> [Problem details]: Reply with the count of lines holding "Stop", nothing more.

-- start Source data --

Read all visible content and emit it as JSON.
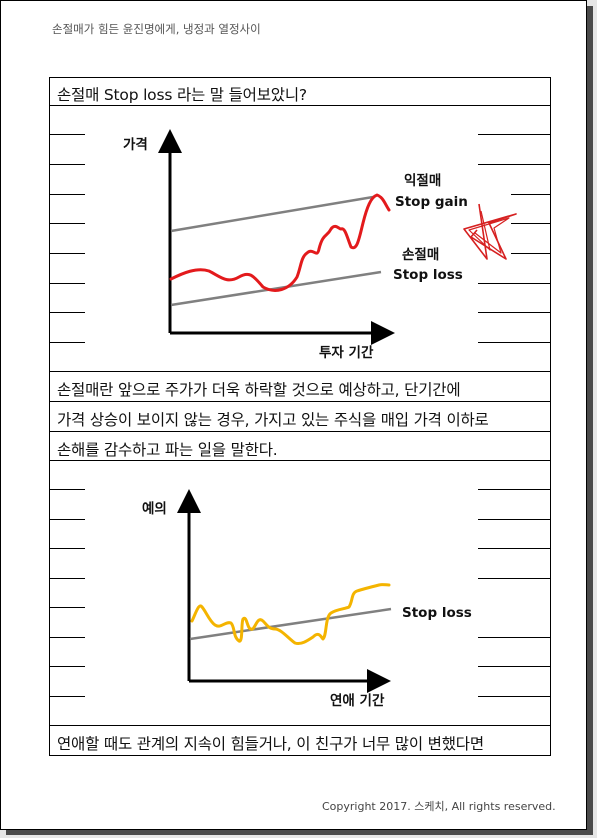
{
  "header_text": "손절매가 힘든 윤진명에게, 냉정과 열정사이",
  "title_line": "손절매 Stop loss 라는 말 들어보았니?",
  "chart1": {
    "y_axis_label": "가격",
    "x_axis_label": "투자 기간",
    "upper_line_label_ko": "익절매",
    "upper_line_label_en": "Stop gain",
    "lower_line_label_ko": "손절매",
    "lower_line_label_en": "Stop loss",
    "price_color": "#e31a1c",
    "line_color": "#808080",
    "star_color": "#d62020"
  },
  "body_lines": [
    "손절매란 앞으로 주가가 더욱 하락할 것으로 예상하고, 단기간에",
    "가격 상승이 보이지 않는 경우, 가지고 있는 주식을 매입 가격 이하로",
    "손해를 감수하고 파는 일을 말한다."
  ],
  "chart2": {
    "y_axis_label": "예의",
    "x_axis_label": "연애 기간",
    "line_label": "Stop loss",
    "curve_color": "#f4b400",
    "line_color": "#808080"
  },
  "closing_line": "연애할 때도 관계의 지속이 힘들거나, 이 친구가 너무 많이 변했다면",
  "footer_text": "Copyright 2017. 스케치, All rights reserved."
}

-- end Source data --

> [Problem solution]: 4